* Begin Source material *

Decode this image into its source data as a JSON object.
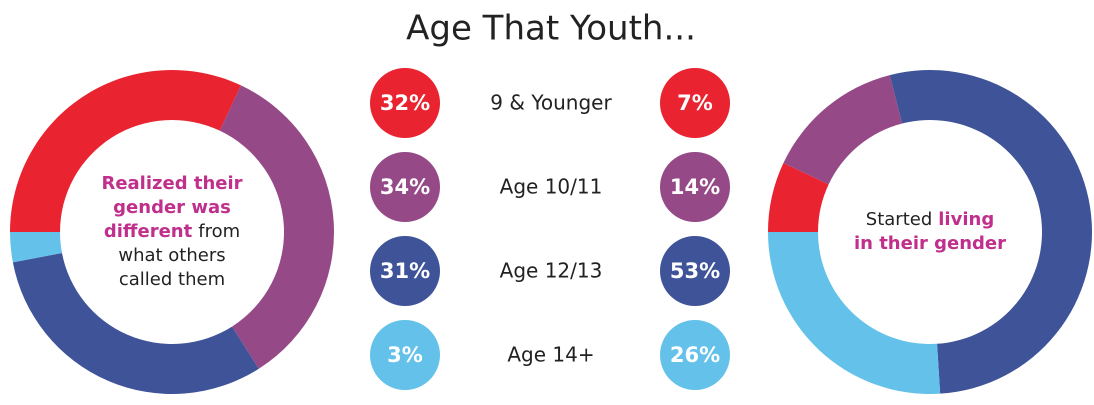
{
  "chart_data": {
    "type": "donut",
    "title": "Age That Youth...",
    "categories": [
      "9 & Younger",
      "Age 10/11",
      "Age 12/13",
      "Age 14+"
    ],
    "colors": [
      "#e9232f",
      "#954a87",
      "#3f5399",
      "#63c1ea"
    ],
    "series": [
      {
        "values": [
          32,
          34,
          31,
          3
        ],
        "value_labels": [
          "32%",
          "34%",
          "31%",
          "3%"
        ],
        "center_text": [
          [
            {
              "text": "Realized their",
              "emphasis": true
            }
          ],
          [
            {
              "text": "gender was",
              "emphasis": true
            }
          ],
          [
            {
              "text": "different",
              "emphasis": true
            },
            {
              "text": "from",
              "emphasis": false
            }
          ],
          [
            {
              "text": "what others",
              "emphasis": false
            }
          ],
          [
            {
              "text": "called them",
              "emphasis": false
            }
          ]
        ]
      },
      {
        "values": [
          7,
          14,
          53,
          26
        ],
        "value_labels": [
          "7%",
          "14%",
          "53%",
          "26%"
        ],
        "center_text": [
          [
            {
              "text": "Started",
              "emphasis": false
            },
            {
              "text": "living",
              "emphasis": true
            }
          ],
          [
            {
              "text": "in their gender",
              "emphasis": true
            }
          ]
        ]
      }
    ]
  }
}
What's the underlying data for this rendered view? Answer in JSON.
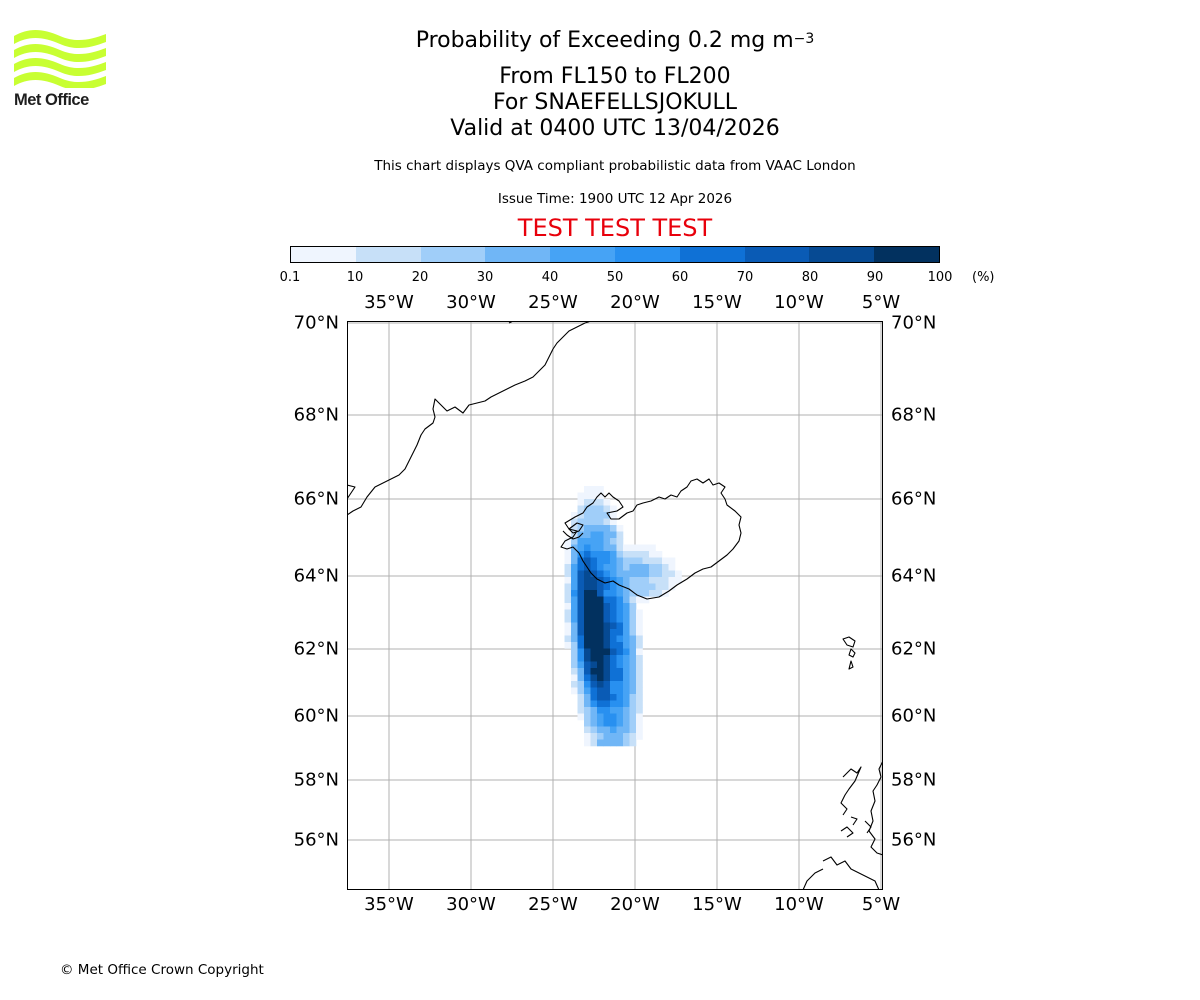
{
  "logo": {
    "text": "Met Office",
    "color": "#c8ff32"
  },
  "title": {
    "line1": "Probability of Exceeding 0.2 mg m",
    "line1_exp": "−3",
    "line2": "From FL150 to FL200",
    "line3": "For SNAEFELLSJOKULL",
    "line4": "Valid at 0400 UTC 13/04/2026"
  },
  "subtitle": "This chart displays QVA compliant probabilistic data from VAAC London",
  "issue_time": "Issue Time: 1900 UTC 12 Apr 2026",
  "test_banner": "TEST TEST TEST",
  "test_color": "#e8000b",
  "colorbar": {
    "ticks": [
      "0.1",
      "10",
      "20",
      "30",
      "40",
      "50",
      "60",
      "70",
      "80",
      "90",
      "100"
    ],
    "unit": "(%)",
    "colors": [
      "#eff5fe",
      "#c7e0f8",
      "#a0cef9",
      "#70b6f6",
      "#46a3f5",
      "#2890f0",
      "#0f71d6",
      "#0a5bb5",
      "#064a93",
      "#02315f"
    ]
  },
  "map": {
    "lon_labels": [
      "35°W",
      "30°W",
      "25°W",
      "20°W",
      "15°W",
      "10°W",
      "5°W"
    ],
    "lat_labels": [
      "70°N",
      "68°N",
      "66°N",
      "64°N",
      "62°N",
      "60°N",
      "58°N",
      "56°N"
    ],
    "lon_values": [
      -35,
      -30,
      -25,
      -20,
      -15,
      -10,
      -5
    ],
    "lat_values": [
      70,
      68,
      66,
      64,
      62,
      60,
      58,
      56
    ]
  },
  "copyright": "© Met Office Crown Copyright"
}
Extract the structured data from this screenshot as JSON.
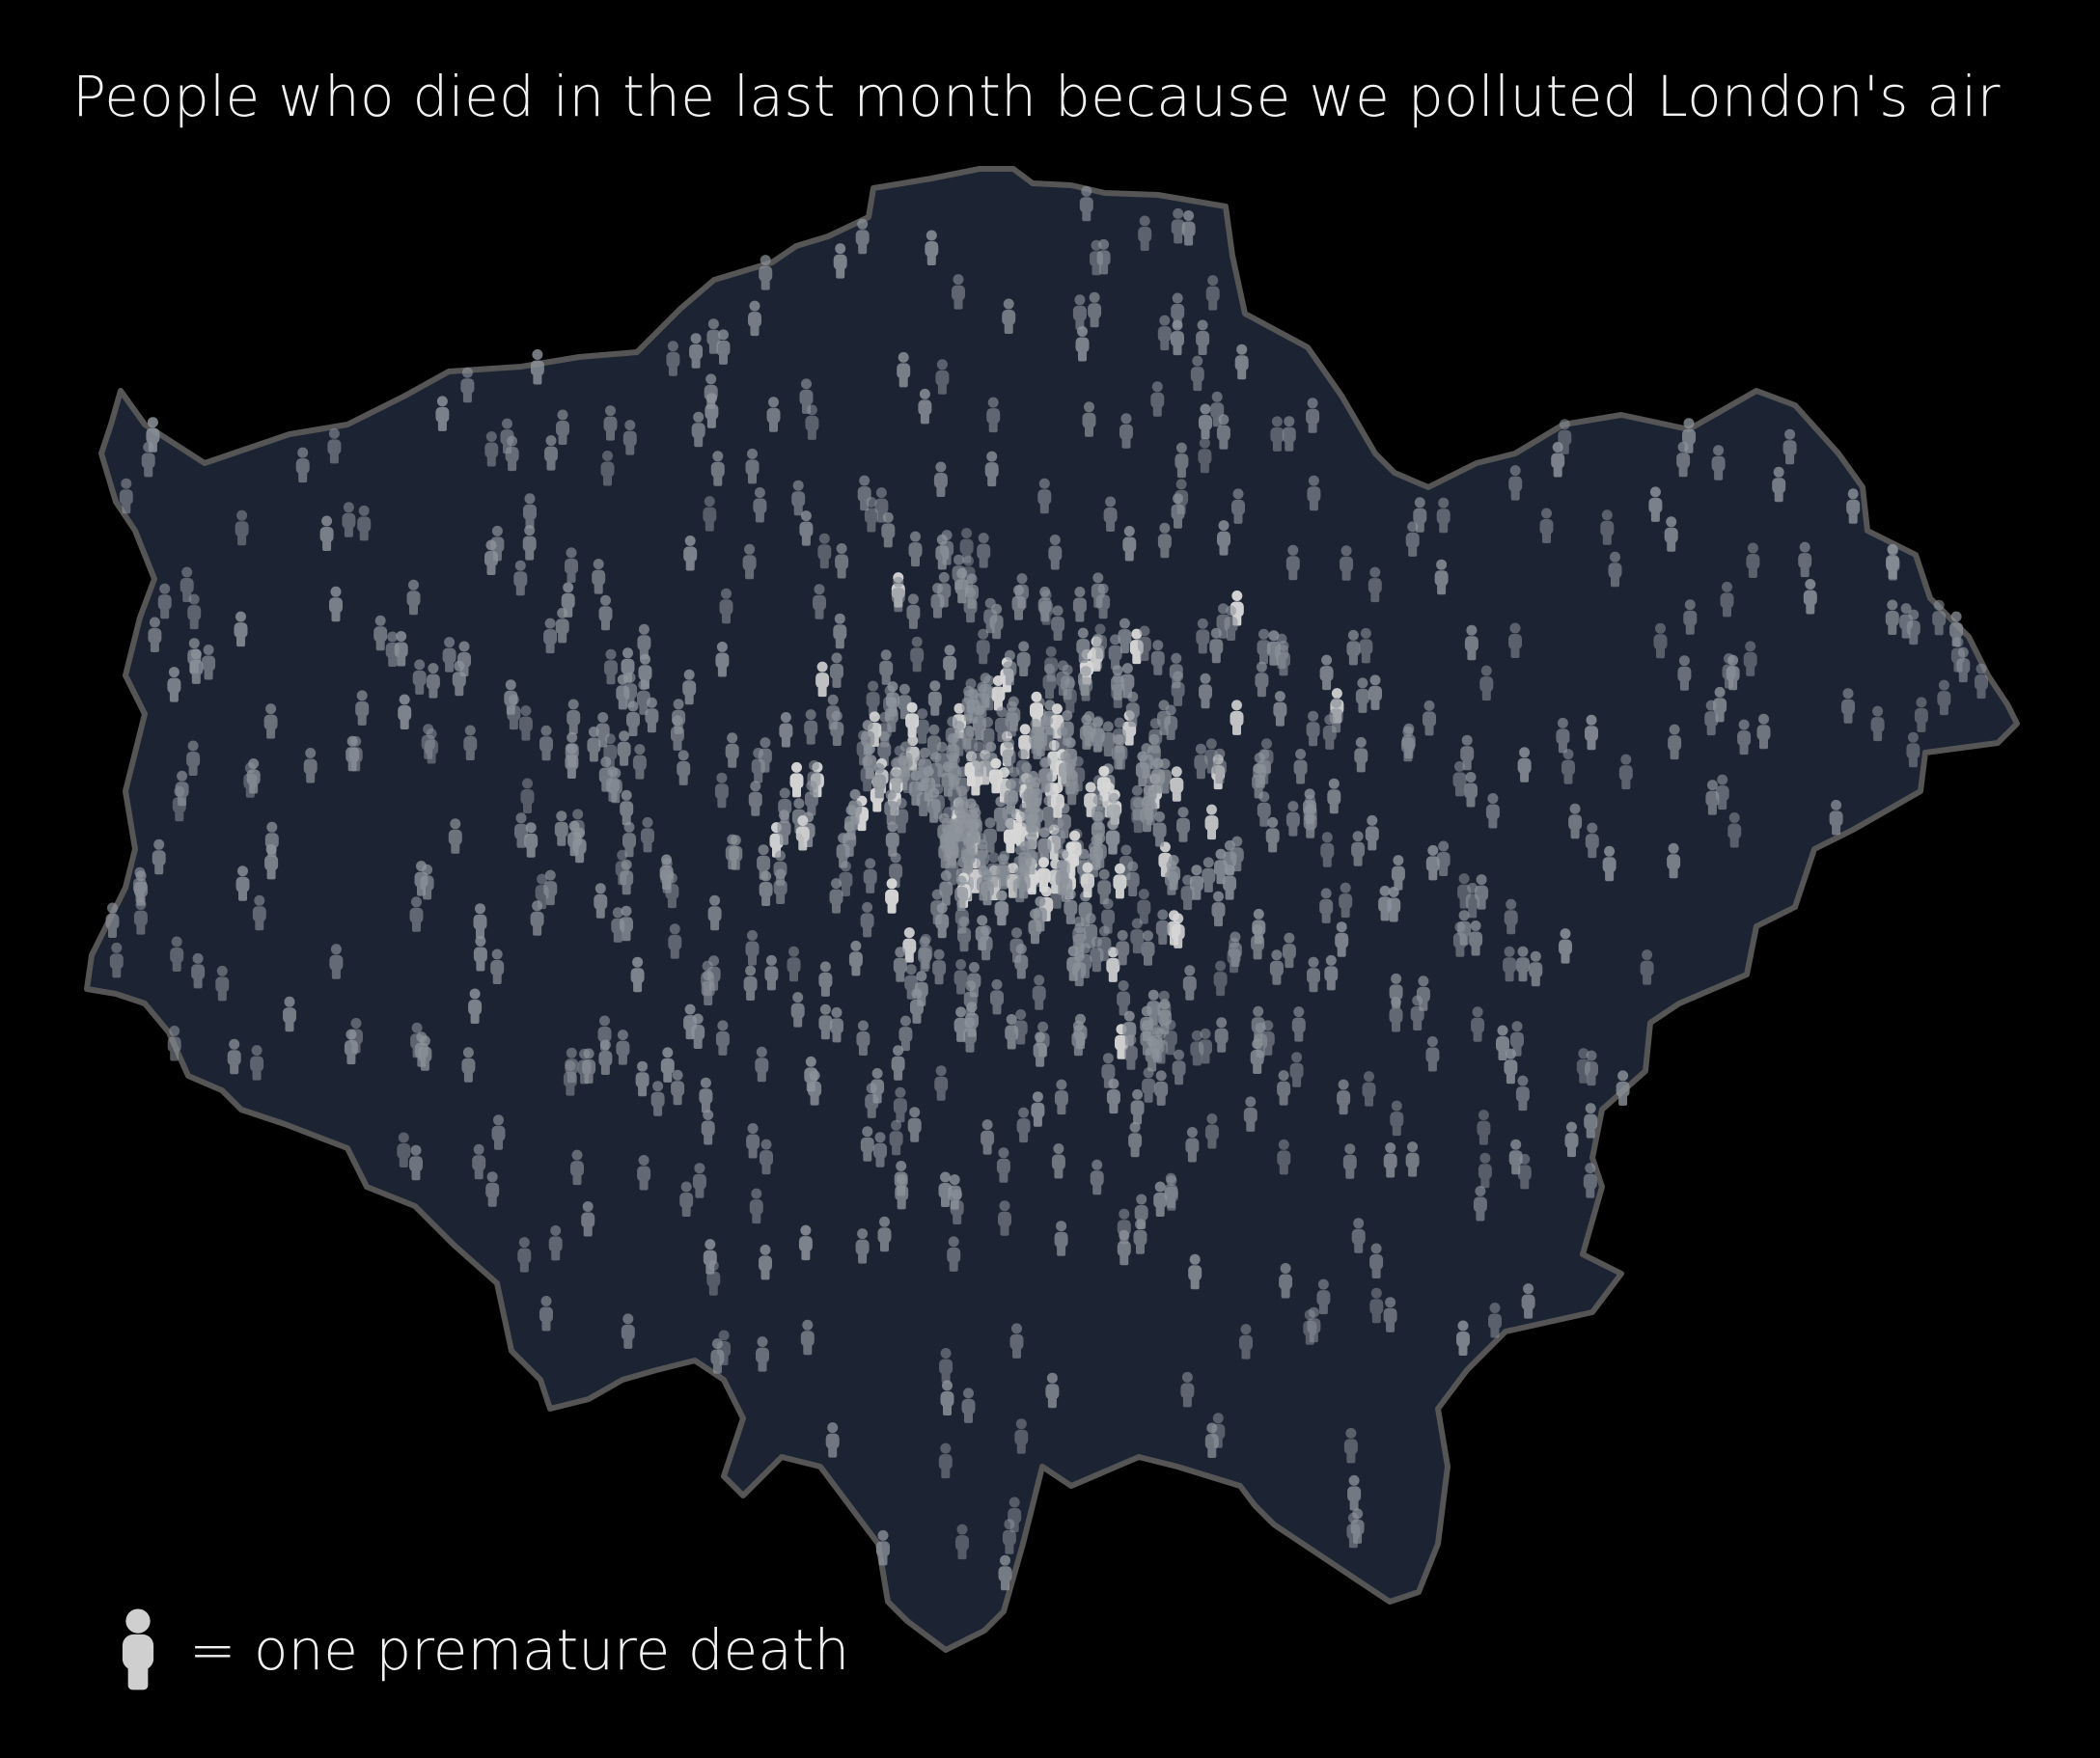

* End Source material *

Skip every picture and transcribe the data above exactly.

- **Solution to the problem**
Decode this image into its source data as a JSON object.
{
  "chart_data": {
    "type": "donut",
    "title": "Age That Youth...",
    "categories": [
      "9 & Younger",
      "Age 10/11",
      "Age 12/13",
      "Age 14+"
    ],
    "colors": [
      "#e9232f",
      "#954a87",
      "#3f5399",
      "#63c1ea"
    ],
    "series": [
      {
        "values": [
          32,
          34,
          31,
          3
        ],
        "value_labels": [
          "32%",
          "34%",
          "31%",
          "3%"
        ],
        "center_text": [
          [
            {
              "text": "Realized their",
              "emphasis": true
            }
          ],
          [
            {
              "text": "gender was",
              "emphasis": true
            }
          ],
          [
            {
              "text": "different",
              "emphasis": true
            },
            {
              "text": "from",
              "emphasis": false
            }
          ],
          [
            {
              "text": "what others",
              "emphasis": false
            }
          ],
          [
            {
              "text": "called them",
              "emphasis": false
            }
          ]
        ]
      },
      {
        "values": [
          7,
          14,
          53,
          26
        ],
        "value_labels": [
          "7%",
          "14%",
          "53%",
          "26%"
        ],
        "center_text": [
          [
            {
              "text": "Started",
              "emphasis": false
            },
            {
              "text": "living",
              "emphasis": true
            }
          ],
          [
            {
              "text": "in their gender",
              "emphasis": true
            }
          ]
        ]
      }
    ]
  }
}
What's the underlying data for this rendered view? Answer in JSON.
{
  "logo": {
    "text": "Met Office",
    "color": "#c8ff32"
  },
  "title": {
    "line1": "Probability of Exceeding 0.2 mg m",
    "line1_exp": "−3",
    "line2": "From FL150 to FL200",
    "line3": "For SNAEFELLSJOKULL",
    "line4": "Valid at 0400 UTC 13/04/2026"
  },
  "subtitle": "This chart displays QVA compliant probabilistic data from VAAC London",
  "issue_time": "Issue Time: 1900 UTC 12 Apr 2026",
  "test_banner": "TEST TEST TEST",
  "test_color": "#e8000b",
  "colorbar": {
    "ticks": [
      "0.1",
      "10",
      "20",
      "30",
      "40",
      "50",
      "60",
      "70",
      "80",
      "90",
      "100"
    ],
    "unit": "(%)",
    "colors": [
      "#eff5fe",
      "#c7e0f8",
      "#a0cef9",
      "#70b6f6",
      "#46a3f5",
      "#2890f0",
      "#0f71d6",
      "#0a5bb5",
      "#064a93",
      "#02315f"
    ]
  },
  "map": {
    "lon_labels": [
      "35°W",
      "30°W",
      "25°W",
      "20°W",
      "15°W",
      "10°W",
      "5°W"
    ],
    "lat_labels": [
      "70°N",
      "68°N",
      "66°N",
      "64°N",
      "62°N",
      "60°N",
      "58°N",
      "56°N"
    ],
    "lon_values": [
      -35,
      -30,
      -25,
      -20,
      -15,
      -10,
      -5
    ],
    "lat_values": [
      70,
      68,
      66,
      64,
      62,
      60,
      58,
      56
    ]
  },
  "copyright": "© Met Office Crown Copyright"
}
Extract the structured data from this screenshot as JSON.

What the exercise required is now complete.